Find each line with the word "active" and say how many there are, nothing else.

• • • • • • •

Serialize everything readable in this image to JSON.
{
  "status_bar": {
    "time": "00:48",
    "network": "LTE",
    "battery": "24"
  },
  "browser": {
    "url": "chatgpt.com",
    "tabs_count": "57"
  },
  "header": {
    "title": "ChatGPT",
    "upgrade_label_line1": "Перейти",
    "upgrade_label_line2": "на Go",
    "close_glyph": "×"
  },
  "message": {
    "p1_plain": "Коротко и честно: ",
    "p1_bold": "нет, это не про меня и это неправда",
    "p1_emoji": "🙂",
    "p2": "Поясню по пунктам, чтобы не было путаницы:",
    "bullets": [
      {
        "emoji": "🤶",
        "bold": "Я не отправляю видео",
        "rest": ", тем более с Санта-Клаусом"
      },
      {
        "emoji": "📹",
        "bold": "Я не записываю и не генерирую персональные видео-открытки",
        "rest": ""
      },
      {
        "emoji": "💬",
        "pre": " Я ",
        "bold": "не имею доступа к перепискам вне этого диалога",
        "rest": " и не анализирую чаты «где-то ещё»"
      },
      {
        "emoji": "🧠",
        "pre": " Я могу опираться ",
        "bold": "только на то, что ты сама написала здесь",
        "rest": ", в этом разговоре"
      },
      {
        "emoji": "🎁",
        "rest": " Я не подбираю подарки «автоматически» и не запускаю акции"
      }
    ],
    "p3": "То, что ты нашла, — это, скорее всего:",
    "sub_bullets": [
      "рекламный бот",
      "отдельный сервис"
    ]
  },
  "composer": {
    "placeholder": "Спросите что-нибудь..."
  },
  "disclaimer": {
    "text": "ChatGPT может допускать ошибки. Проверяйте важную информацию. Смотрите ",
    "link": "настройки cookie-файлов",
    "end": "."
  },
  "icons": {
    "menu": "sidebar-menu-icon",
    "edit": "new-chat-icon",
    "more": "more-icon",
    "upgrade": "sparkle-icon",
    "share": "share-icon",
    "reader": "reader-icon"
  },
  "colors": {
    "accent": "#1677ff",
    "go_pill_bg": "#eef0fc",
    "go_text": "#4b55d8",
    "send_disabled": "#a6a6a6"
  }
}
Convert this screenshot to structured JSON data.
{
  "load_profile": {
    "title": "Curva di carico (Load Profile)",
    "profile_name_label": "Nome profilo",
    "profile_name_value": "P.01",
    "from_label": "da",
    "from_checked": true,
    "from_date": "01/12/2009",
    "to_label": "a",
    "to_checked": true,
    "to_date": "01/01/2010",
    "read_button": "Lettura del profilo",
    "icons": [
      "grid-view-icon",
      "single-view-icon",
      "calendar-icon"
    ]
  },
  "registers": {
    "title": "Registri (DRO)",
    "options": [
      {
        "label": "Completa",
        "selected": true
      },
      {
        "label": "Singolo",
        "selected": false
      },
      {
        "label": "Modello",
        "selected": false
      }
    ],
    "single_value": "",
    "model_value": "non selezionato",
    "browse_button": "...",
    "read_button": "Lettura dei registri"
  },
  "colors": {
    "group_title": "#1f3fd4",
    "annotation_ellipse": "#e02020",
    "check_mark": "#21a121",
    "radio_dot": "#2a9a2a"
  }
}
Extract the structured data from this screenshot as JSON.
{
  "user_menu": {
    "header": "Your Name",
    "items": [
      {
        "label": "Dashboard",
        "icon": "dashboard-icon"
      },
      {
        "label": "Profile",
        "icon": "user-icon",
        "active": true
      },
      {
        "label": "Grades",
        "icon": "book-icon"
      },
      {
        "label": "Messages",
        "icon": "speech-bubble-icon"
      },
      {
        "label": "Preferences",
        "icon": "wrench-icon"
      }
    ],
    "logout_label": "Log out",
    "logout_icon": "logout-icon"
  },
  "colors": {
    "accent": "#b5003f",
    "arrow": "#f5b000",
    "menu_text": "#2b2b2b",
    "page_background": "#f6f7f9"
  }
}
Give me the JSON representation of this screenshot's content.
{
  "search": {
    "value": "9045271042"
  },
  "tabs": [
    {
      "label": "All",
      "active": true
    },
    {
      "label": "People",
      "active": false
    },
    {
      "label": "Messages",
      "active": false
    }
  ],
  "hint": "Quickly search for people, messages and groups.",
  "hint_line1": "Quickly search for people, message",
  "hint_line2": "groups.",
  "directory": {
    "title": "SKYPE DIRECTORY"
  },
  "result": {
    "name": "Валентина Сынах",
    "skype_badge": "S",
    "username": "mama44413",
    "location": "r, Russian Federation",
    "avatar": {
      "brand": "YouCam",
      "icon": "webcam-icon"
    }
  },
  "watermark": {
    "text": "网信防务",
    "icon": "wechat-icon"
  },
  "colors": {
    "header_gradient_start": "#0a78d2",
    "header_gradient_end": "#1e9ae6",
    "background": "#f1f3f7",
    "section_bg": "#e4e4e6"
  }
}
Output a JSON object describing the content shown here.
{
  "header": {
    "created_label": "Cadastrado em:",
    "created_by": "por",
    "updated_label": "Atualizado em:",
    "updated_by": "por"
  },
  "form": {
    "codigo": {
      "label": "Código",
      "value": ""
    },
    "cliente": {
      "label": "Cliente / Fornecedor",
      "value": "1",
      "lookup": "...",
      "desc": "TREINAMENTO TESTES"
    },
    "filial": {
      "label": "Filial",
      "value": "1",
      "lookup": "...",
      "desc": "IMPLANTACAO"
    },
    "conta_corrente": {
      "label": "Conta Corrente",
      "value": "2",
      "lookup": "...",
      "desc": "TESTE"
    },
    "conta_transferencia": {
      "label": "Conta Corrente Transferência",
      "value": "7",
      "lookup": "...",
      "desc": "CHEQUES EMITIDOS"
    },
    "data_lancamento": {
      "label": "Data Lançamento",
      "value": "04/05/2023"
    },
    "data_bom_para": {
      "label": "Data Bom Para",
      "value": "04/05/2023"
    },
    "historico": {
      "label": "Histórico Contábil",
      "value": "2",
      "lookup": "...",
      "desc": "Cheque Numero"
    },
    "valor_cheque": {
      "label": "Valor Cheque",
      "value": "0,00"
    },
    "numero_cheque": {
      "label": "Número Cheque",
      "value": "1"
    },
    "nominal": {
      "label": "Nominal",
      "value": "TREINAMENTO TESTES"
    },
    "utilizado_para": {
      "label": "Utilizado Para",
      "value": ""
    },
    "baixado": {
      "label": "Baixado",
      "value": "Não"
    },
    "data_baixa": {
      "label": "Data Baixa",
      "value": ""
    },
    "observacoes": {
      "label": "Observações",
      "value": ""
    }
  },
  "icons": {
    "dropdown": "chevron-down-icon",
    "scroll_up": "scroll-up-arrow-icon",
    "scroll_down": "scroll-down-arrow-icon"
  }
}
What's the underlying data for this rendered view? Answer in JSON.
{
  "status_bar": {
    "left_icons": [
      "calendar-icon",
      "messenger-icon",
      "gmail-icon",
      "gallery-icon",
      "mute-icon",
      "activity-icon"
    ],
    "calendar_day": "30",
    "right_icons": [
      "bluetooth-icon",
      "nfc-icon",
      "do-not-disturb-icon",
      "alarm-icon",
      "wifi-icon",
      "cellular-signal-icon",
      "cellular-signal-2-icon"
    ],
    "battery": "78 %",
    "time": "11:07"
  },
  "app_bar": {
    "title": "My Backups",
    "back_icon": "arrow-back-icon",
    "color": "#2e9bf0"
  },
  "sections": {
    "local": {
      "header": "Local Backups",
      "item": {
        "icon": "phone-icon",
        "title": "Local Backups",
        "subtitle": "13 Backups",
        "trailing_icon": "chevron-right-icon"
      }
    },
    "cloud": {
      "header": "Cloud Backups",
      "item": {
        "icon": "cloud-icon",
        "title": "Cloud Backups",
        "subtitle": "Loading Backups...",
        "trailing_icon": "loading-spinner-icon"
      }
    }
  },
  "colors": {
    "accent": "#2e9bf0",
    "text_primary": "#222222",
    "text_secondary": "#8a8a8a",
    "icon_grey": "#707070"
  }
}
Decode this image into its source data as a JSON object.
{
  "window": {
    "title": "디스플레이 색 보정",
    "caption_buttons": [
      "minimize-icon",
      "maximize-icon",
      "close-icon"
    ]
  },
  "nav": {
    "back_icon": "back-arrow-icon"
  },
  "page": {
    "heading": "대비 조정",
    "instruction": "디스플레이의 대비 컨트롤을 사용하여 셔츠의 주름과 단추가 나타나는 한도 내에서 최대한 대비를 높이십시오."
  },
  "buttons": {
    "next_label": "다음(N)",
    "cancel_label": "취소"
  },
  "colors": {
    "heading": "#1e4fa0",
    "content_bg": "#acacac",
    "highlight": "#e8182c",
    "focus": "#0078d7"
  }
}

• • • • • • •

— The reply —
4